[Data for this exercise]:

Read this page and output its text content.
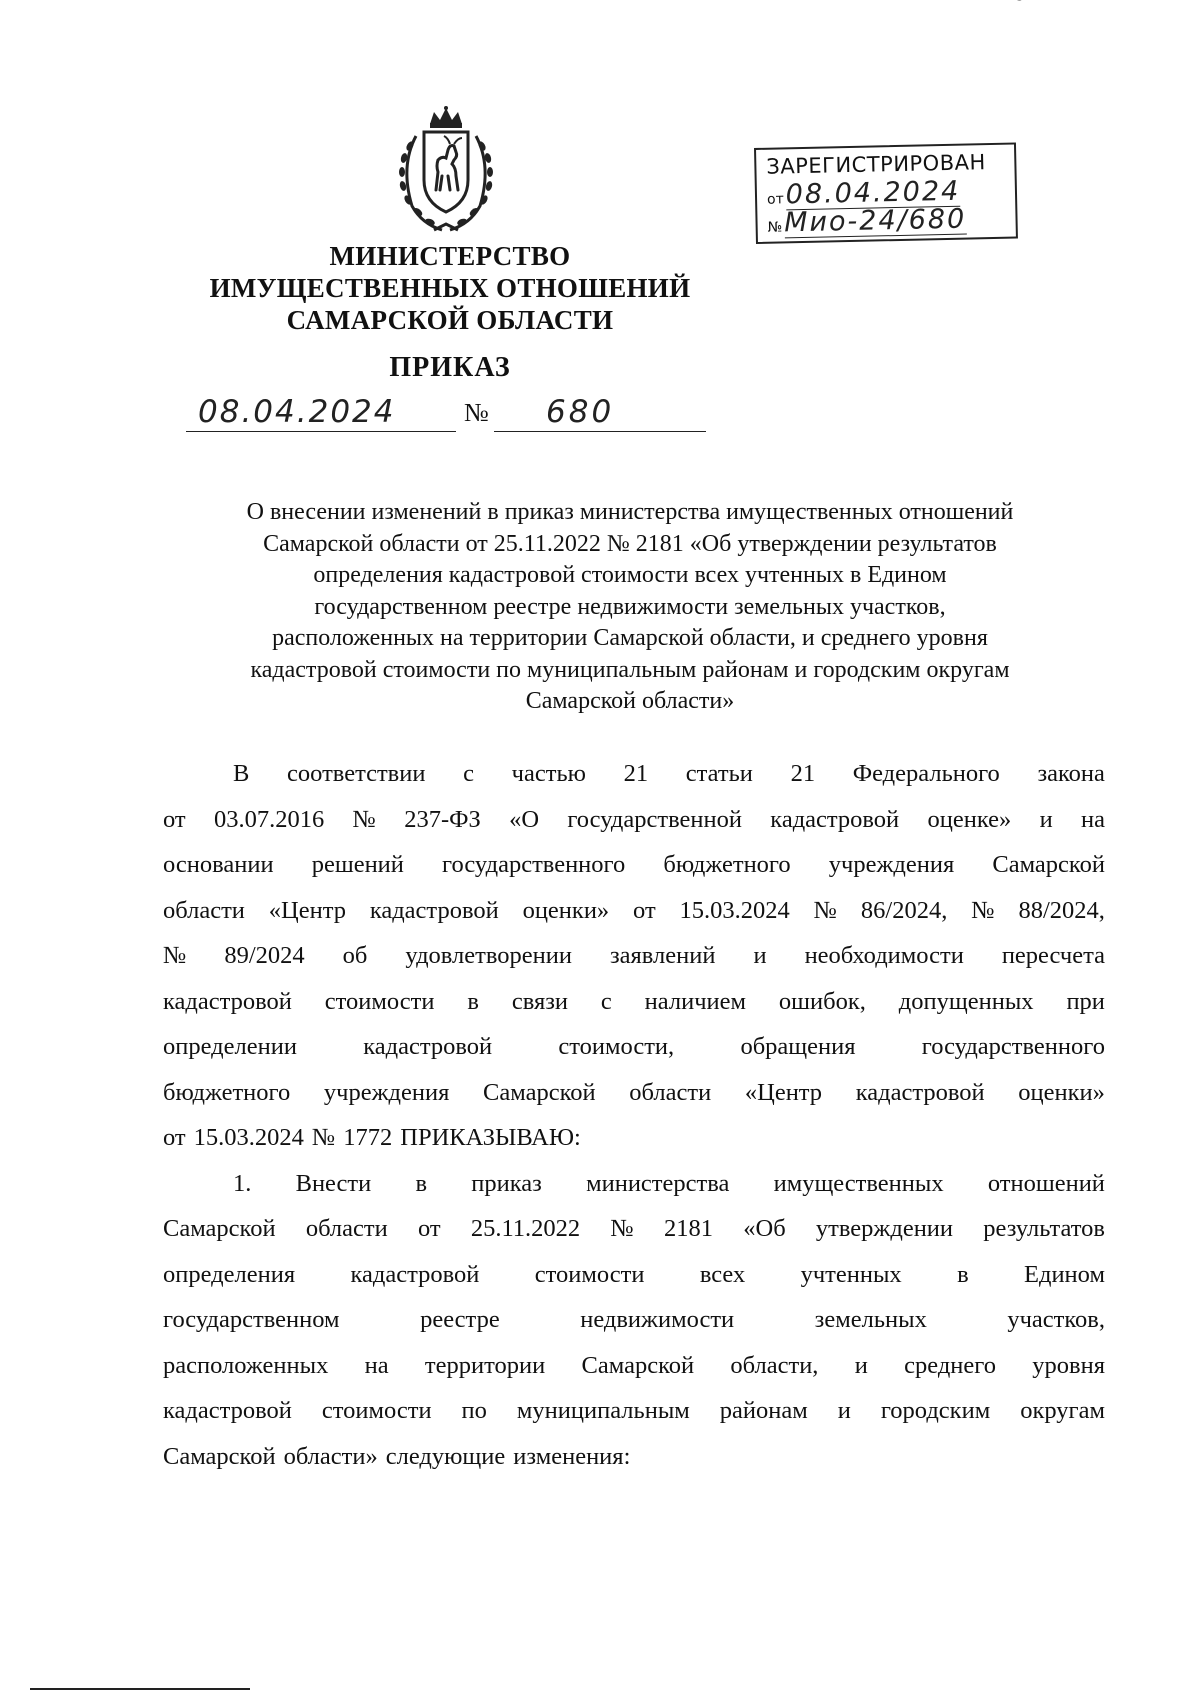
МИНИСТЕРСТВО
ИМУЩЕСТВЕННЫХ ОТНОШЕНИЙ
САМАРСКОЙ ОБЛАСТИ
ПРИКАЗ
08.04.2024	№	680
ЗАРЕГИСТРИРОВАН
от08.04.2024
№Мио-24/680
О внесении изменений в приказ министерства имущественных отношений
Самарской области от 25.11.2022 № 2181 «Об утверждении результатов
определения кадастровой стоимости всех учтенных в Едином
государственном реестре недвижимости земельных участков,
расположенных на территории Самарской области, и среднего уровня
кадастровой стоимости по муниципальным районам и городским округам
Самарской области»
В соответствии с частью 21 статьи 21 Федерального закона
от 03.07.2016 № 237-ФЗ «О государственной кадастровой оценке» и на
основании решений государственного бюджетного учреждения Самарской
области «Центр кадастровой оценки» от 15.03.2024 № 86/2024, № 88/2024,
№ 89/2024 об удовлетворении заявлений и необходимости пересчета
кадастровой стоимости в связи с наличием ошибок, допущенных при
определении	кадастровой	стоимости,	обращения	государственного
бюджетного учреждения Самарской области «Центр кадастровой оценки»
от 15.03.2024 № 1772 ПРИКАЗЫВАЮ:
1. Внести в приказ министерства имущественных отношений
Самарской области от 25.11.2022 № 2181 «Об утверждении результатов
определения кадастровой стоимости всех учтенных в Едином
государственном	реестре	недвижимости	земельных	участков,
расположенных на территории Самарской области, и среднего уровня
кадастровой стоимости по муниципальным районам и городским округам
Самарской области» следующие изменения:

==

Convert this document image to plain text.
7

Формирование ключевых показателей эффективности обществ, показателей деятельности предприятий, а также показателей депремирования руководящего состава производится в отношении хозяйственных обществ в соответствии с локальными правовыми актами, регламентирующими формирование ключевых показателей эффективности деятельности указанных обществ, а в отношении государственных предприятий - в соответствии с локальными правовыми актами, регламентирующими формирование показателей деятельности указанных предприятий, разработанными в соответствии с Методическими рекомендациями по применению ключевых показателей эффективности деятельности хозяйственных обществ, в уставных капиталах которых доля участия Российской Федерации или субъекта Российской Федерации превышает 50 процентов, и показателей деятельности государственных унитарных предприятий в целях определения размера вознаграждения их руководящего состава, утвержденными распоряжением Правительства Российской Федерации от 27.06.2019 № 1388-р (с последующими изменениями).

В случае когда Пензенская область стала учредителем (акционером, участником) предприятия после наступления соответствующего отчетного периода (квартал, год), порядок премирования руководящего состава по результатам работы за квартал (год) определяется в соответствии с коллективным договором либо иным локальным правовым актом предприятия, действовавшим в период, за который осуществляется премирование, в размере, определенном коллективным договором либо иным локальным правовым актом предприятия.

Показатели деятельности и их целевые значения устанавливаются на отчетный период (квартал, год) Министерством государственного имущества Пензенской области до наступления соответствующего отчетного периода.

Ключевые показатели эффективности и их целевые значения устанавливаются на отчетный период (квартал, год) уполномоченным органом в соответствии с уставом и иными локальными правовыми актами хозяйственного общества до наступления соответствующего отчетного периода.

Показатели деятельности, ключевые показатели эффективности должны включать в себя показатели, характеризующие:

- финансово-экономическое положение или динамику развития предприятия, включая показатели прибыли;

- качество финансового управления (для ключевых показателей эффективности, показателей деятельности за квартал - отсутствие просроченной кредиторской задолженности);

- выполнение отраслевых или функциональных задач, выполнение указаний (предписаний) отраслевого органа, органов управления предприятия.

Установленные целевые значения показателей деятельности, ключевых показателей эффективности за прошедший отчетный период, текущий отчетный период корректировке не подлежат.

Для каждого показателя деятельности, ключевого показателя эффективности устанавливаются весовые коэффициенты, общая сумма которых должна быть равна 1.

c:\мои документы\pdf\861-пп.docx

[Request]: Show the lines where the word "оценки" appears in the entries.

[Task solution]:
области «Центр кадастровой оценки» от 15.03.2024 № 86/2024, № 88/2024,
бюджетного учреждения Самарской области «Центр кадастровой оценки»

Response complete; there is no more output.